- _Exercise goal_
Look through the material and tally each line bearing the word "всех". Give only the total.

Data extracted from a collection:
· · ·

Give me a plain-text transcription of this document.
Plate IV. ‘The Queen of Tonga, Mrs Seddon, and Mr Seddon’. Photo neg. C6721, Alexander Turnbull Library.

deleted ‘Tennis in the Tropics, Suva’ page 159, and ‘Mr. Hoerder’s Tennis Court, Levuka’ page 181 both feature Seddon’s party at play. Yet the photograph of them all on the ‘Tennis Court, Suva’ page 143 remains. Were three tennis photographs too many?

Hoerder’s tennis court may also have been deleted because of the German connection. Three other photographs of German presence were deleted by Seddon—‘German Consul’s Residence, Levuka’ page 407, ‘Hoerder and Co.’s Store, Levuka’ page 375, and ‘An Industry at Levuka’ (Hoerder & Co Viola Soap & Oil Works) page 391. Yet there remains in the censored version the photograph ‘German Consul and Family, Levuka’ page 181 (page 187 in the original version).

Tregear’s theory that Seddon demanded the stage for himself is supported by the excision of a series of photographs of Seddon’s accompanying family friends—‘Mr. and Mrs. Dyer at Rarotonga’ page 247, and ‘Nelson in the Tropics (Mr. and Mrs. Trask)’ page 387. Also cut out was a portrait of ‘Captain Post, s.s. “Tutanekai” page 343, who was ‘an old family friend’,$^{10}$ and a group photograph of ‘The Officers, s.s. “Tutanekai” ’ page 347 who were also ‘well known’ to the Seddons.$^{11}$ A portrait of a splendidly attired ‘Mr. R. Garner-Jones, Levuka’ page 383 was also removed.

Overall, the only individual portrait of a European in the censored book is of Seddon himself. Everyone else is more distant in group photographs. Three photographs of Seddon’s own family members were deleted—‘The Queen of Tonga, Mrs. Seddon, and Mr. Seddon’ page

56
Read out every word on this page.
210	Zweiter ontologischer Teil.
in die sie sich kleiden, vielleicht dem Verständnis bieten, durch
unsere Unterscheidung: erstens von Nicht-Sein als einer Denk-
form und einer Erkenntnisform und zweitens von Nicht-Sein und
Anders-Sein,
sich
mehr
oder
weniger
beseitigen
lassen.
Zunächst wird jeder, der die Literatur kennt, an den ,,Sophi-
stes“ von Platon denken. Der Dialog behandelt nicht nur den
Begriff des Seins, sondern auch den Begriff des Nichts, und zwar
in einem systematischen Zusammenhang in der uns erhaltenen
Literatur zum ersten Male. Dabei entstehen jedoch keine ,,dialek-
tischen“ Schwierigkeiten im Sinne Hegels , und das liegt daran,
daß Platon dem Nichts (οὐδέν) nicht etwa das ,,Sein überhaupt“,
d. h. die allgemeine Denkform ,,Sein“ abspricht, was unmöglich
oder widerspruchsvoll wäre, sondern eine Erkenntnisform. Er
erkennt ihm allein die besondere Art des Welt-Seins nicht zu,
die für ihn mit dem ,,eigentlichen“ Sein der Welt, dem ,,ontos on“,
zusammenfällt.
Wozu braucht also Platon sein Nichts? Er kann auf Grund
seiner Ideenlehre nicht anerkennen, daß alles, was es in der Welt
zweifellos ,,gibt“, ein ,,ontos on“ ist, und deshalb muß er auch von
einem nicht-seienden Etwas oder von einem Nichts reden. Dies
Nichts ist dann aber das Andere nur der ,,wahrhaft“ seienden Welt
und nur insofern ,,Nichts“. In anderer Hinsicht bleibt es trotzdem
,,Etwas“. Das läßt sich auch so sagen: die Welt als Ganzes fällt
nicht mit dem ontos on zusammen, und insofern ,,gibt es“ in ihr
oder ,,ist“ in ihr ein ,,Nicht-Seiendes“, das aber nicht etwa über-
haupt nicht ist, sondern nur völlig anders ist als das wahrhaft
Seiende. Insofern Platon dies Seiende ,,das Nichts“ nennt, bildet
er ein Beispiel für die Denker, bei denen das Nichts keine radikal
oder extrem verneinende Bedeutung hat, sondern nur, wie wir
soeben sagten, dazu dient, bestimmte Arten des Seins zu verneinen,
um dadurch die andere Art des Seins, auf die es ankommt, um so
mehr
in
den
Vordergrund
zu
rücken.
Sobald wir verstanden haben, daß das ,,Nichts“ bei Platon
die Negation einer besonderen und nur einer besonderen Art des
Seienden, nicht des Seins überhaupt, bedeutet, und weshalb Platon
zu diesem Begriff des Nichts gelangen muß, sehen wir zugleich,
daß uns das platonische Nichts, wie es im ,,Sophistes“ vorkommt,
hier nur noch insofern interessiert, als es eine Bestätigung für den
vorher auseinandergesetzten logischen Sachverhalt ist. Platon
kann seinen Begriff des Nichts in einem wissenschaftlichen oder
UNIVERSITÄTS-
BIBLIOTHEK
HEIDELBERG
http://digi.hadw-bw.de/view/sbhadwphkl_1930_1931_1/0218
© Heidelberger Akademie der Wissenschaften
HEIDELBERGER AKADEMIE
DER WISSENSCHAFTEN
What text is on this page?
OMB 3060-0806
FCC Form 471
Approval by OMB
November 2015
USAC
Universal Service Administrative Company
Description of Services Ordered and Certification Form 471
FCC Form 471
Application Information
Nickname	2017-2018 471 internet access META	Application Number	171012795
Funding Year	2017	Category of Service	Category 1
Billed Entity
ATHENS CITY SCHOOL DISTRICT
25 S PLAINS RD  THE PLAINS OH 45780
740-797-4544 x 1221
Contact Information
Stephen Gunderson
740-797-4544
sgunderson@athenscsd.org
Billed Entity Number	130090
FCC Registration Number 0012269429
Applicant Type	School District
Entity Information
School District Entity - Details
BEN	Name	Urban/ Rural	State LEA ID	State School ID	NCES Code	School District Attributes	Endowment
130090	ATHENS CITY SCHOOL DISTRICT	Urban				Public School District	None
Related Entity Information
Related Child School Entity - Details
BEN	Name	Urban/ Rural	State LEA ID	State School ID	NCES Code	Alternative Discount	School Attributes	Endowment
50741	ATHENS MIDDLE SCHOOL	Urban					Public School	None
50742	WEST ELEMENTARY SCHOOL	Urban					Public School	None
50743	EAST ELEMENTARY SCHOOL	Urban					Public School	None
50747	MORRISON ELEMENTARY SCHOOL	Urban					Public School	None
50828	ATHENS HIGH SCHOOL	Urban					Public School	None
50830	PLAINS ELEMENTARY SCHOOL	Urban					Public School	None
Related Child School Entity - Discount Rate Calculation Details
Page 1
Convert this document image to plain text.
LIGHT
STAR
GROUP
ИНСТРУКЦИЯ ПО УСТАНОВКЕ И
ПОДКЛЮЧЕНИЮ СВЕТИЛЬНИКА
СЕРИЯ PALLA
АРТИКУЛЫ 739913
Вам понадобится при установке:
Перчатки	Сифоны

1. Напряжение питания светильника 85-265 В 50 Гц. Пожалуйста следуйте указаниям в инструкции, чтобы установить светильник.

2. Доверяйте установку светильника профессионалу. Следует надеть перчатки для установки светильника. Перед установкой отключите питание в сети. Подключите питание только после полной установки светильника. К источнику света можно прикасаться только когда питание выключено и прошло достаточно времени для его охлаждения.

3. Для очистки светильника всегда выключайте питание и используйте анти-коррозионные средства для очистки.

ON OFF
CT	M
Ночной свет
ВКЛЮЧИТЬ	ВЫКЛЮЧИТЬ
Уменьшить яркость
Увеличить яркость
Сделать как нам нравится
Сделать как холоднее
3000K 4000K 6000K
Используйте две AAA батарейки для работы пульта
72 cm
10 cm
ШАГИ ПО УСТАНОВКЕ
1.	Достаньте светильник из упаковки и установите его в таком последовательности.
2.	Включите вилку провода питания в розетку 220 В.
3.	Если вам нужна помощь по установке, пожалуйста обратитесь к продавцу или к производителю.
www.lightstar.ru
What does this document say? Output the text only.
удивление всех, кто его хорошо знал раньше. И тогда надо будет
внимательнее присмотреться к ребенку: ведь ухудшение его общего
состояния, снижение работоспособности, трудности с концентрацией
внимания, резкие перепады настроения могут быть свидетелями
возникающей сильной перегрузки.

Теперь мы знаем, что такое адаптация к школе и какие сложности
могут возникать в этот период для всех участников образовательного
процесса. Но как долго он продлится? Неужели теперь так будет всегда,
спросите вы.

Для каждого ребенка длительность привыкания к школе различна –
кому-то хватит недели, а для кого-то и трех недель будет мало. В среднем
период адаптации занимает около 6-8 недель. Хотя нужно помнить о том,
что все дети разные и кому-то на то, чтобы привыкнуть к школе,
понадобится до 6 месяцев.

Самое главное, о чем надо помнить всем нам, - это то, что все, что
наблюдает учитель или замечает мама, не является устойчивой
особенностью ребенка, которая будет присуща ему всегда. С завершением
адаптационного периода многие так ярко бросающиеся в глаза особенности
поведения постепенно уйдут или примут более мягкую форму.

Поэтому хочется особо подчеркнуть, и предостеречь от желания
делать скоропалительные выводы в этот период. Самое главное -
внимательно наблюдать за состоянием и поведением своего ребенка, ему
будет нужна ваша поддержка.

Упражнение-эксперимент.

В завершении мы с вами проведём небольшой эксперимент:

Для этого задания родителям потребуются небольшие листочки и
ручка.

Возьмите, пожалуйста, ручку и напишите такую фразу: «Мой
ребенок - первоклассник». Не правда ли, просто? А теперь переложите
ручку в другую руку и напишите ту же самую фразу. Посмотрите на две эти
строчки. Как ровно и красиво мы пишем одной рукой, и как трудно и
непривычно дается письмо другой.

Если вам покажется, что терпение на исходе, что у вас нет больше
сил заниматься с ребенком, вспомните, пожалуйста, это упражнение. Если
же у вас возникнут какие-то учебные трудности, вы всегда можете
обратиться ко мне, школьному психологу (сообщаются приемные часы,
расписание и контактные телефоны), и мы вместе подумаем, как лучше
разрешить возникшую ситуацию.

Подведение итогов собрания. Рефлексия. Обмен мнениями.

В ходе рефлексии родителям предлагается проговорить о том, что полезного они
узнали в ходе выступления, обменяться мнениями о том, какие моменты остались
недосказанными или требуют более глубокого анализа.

· · ·

- _Response to this exercise_
2